WRITTEN EXERCISE
Look through the data below and return each line where "this" appears.

— Begin RECORDS TO USE —

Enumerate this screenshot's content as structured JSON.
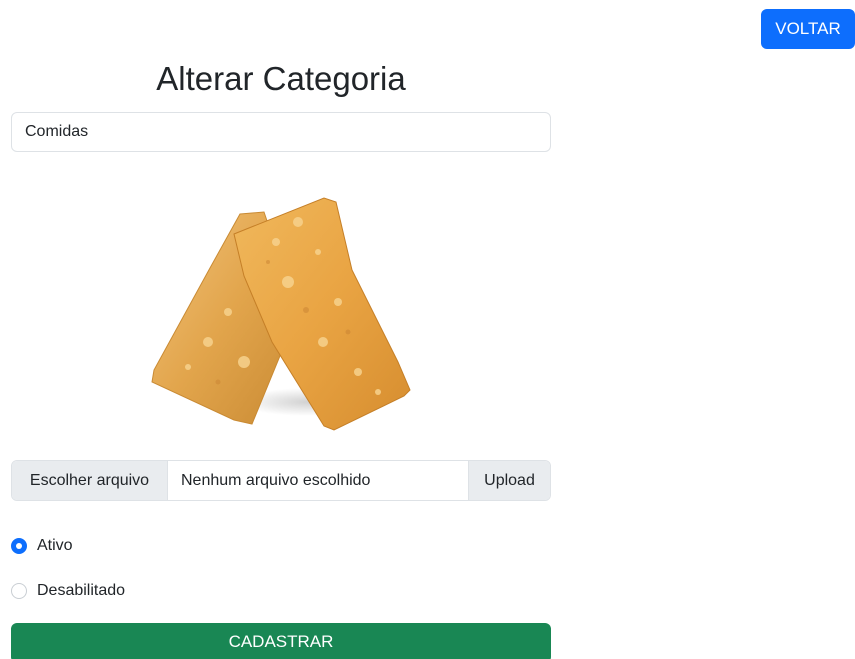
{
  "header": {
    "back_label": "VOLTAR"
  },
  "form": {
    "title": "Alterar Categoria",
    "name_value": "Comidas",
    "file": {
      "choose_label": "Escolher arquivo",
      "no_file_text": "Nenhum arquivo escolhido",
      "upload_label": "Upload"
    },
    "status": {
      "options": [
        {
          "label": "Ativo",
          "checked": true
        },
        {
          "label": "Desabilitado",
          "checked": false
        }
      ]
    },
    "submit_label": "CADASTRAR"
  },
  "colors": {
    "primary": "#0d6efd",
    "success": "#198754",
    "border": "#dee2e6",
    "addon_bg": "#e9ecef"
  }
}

— End RECORDS TO USE —
— Begin RECORDS TO USE —

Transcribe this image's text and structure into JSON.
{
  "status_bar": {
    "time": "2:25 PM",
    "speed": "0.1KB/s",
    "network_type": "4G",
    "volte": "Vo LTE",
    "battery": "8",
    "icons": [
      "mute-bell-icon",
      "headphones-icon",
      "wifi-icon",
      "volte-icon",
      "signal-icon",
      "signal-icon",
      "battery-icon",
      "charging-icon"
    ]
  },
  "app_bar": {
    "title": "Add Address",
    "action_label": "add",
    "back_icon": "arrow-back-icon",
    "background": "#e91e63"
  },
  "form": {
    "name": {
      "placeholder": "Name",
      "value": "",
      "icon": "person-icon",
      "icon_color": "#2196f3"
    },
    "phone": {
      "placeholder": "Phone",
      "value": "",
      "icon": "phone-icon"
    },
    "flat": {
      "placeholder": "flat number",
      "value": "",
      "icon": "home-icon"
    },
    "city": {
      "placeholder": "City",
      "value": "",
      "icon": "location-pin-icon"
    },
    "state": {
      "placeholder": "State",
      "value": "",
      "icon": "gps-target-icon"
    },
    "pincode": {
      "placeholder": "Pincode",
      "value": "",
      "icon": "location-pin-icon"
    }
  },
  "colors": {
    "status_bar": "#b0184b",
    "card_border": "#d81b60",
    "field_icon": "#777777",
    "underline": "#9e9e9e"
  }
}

— End RECORDS TO USE —

CORRECT RESULT
Enumerate this screenshot's content as structured JSON.
Transcribe this image's text and structure into JSON.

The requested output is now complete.